* Records provided *
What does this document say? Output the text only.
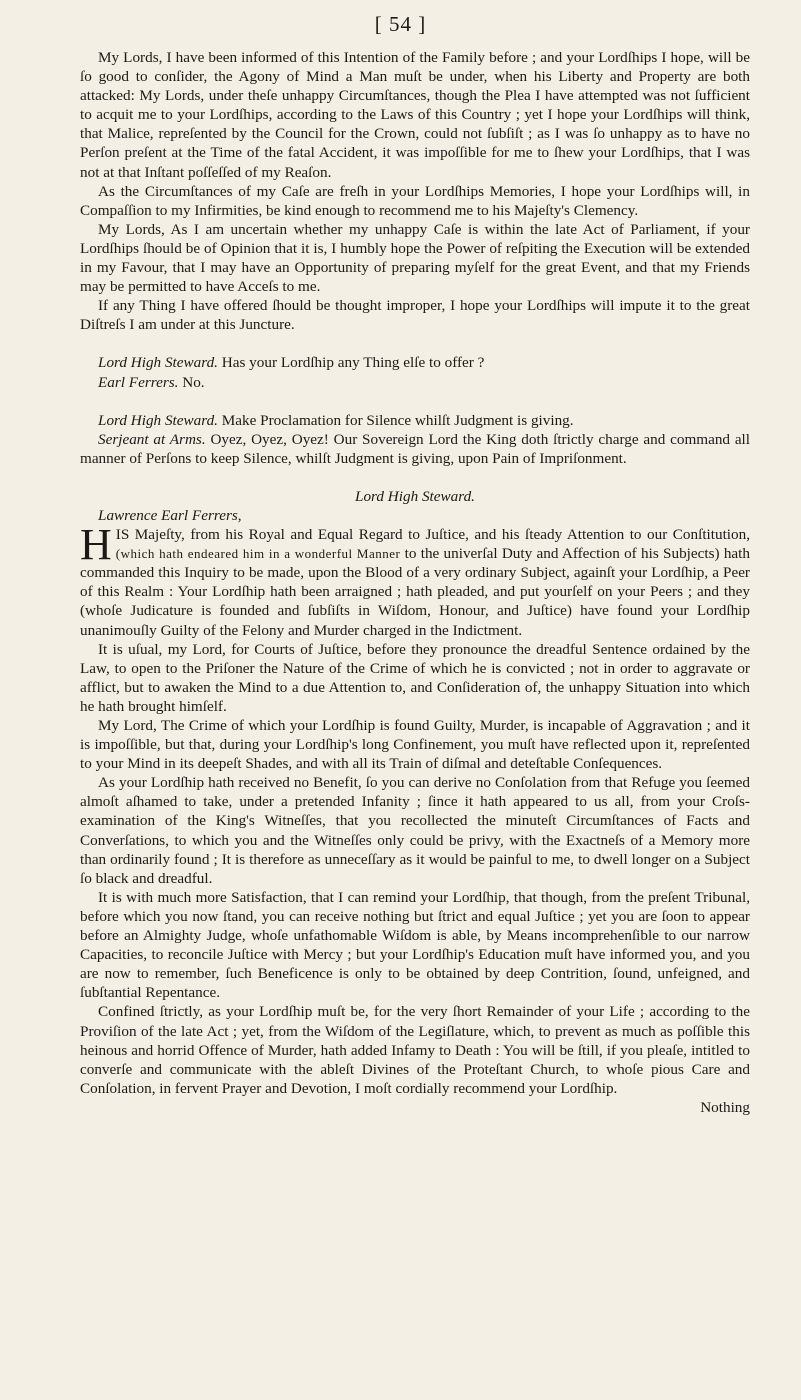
[ 54 ]

My Lords, I have been informed of this Intention of the Family before ; and your Lordſhips I hope, will be ſo good to conſider, the Agony of Mind a Man muſt be under, when his Liberty and Property are both attacked: My Lords, under theſe unhappy Circumſtances, though the Plea I have attempted was not ſufficient to acquit me to your Lordſhips, according to the Laws of this Country ; yet I hope your Lordſhips will think, that Malice, repreſented by the Council for the Crown, could not ſubſiſt ; as I was ſo unhappy as to have no Perſon preſent at the Time of the fatal Accident, it was impoſſible for me to ſhew your Lordſhips, that I was not at that Inſtant poſſeſſed of my Reaſon.

As the Circumſtances of my Caſe are freſh in your Lordſhips Memories, I hope your Lordſhips will, in Compaſſion to my Infirmities, be kind enough to recommend me to his Majeſty's Clemency.

My Lords, As I am uncertain whether my unhappy Caſe is within the late Act of Parliament, if your Lordſhips ſhould be of Opinion that it is, I humbly hope the Power of reſpiting the Execution will be extended in my Favour, that I may have an Opportunity of preparing myſelf for the great Event, and that my Friends may be permitted to have Acceſs to me.

If any Thing I have offered ſhould be thought improper, I hope your Lordſhips will impute it to the great Diſtreſs I am under at this Juncture.

Lord High Steward. Has your Lordſhip any Thing elſe to offer ?

Earl Ferrers. No.

Lord High Steward. Make Proclamation for Silence whilſt Judgment is giving.

Serjeant at Arms. Oyez, Oyez, Oyez! Our Sovereign Lord the King doth ſtrictly charge and command all manner of Perſons to keep Silence, whilſt Judgment is giving, upon Pain of Impriſonment.

Lord High Steward.

Lawrence Earl Ferrers,

HIS Majeſty, from his Royal and Equal Regard to Juſtice, and his ſteady Attention to our Conſtitution, (which hath endeared him in a wonderful Manner to the univerſal Duty and Affection of his Subjects) hath commanded this Inquiry to be made, upon the Blood of a very ordinary Subject, againſt your Lordſhip, a Peer of this Realm : Your Lordſhip hath been arraigned ; hath pleaded, and put yourſelf on your Peers ; and they (whoſe Judicature is founded and ſubſiſts in Wiſdom, Honour, and Juſtice) have found your Lordſhip unanimouſly Guilty of the Felony and Murder charged in the Indictment.

It is uſual, my Lord, for Courts of Juſtice, before they pronounce the dreadful Sentence ordained by the Law, to open to the Priſoner the Nature of the Crime of which he is convicted ; not in order to aggravate or afflict, but to awaken the Mind to a due Attention to, and Conſideration of, the unhappy Situation into which he hath brought himſelf.

My Lord, The Crime of which your Lordſhip is found Guilty, Murder, is incapable of Aggravation ; and it is impoſſible, but that, during your Lordſhip's long Confinement, you muſt have reflected upon it, repreſented to your Mind in its deepeſt Shades, and with all its Train of diſmal and deteſtable Conſequences.

As your Lordſhip hath received no Benefit, ſo you can derive no Conſolation from that Refuge you ſeemed almoſt aſhamed to take, under a pretended Infanity ; ſince it hath appeared to us all, from your Croſs-examination of the King's Witneſſes, that you recollected the minuteſt Circumſtances of Facts and Converſations, to which you and the Witneſſes only could be privy, with the Exactneſs of a Memory more than ordinarily found ; It is therefore as unneceſſary as it would be painful to me, to dwell longer on a Subject ſo black and dreadful.

It is with much more Satisfaction, that I can remind your Lordſhip, that though, from the preſent Tribunal, before which you now ſtand, you can receive nothing but ſtrict and equal Juſtice ; yet you are ſoon to appear before an Almighty Judge, whoſe unfathomable Wiſdom is able, by Means incomprehenſible to our narrow Capacities, to reconcile Juſtice with Mercy ; but your Lordſhip's Education muſt have informed you, and you are now to remember, ſuch Beneficence is only to be obtained by deep Contrition, ſound, unfeigned, and ſubſtantial Repentance.

Confined ſtrictly, as your Lordſhip muſt be, for the very ſhort Remainder of your Life ; according to the Proviſion of the late Act ; yet, from the Wiſdom of the Legiſlature, which, to prevent as much as poſſible this heinous and horrid Offence of Murder, hath added Infamy to Death : You will be ſtill, if you pleaſe, intitled to converſe and communicate with the ableſt Divines of the Proteſtant Church, to whoſe pious Care and Conſolation, in fervent Prayer and Devotion, I moſt cordially recommend your Lordſhip.

Nothing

* Given request *
Look through the records and gather each line with the word "Earl".

* Expected answer *
Earl Ferrers. No.
Lawrence Earl Ferrers,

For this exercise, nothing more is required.